● PROVIDED ENTRIES
::::::::

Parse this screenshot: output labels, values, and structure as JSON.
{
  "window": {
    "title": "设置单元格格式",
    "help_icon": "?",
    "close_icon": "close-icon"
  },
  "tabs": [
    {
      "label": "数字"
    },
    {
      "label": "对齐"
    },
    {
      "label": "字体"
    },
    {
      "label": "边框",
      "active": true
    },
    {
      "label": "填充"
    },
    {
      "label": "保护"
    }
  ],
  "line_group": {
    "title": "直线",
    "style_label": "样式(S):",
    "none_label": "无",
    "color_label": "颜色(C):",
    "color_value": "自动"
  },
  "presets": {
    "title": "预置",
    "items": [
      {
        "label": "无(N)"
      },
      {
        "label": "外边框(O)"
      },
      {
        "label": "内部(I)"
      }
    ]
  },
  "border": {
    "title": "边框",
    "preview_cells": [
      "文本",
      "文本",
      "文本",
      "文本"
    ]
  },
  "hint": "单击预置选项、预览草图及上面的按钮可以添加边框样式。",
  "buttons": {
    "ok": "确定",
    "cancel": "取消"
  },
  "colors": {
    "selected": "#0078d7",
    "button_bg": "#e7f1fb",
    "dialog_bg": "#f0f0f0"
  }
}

::::::::

● SHORT PROBLEM
Collect the lines of the records that include the string "title".

● OUTPUT OF THE EXERCISE
    "title": "设置单元格格式",
    "title": "直线",
    "title": "预置",
    "title": "边框",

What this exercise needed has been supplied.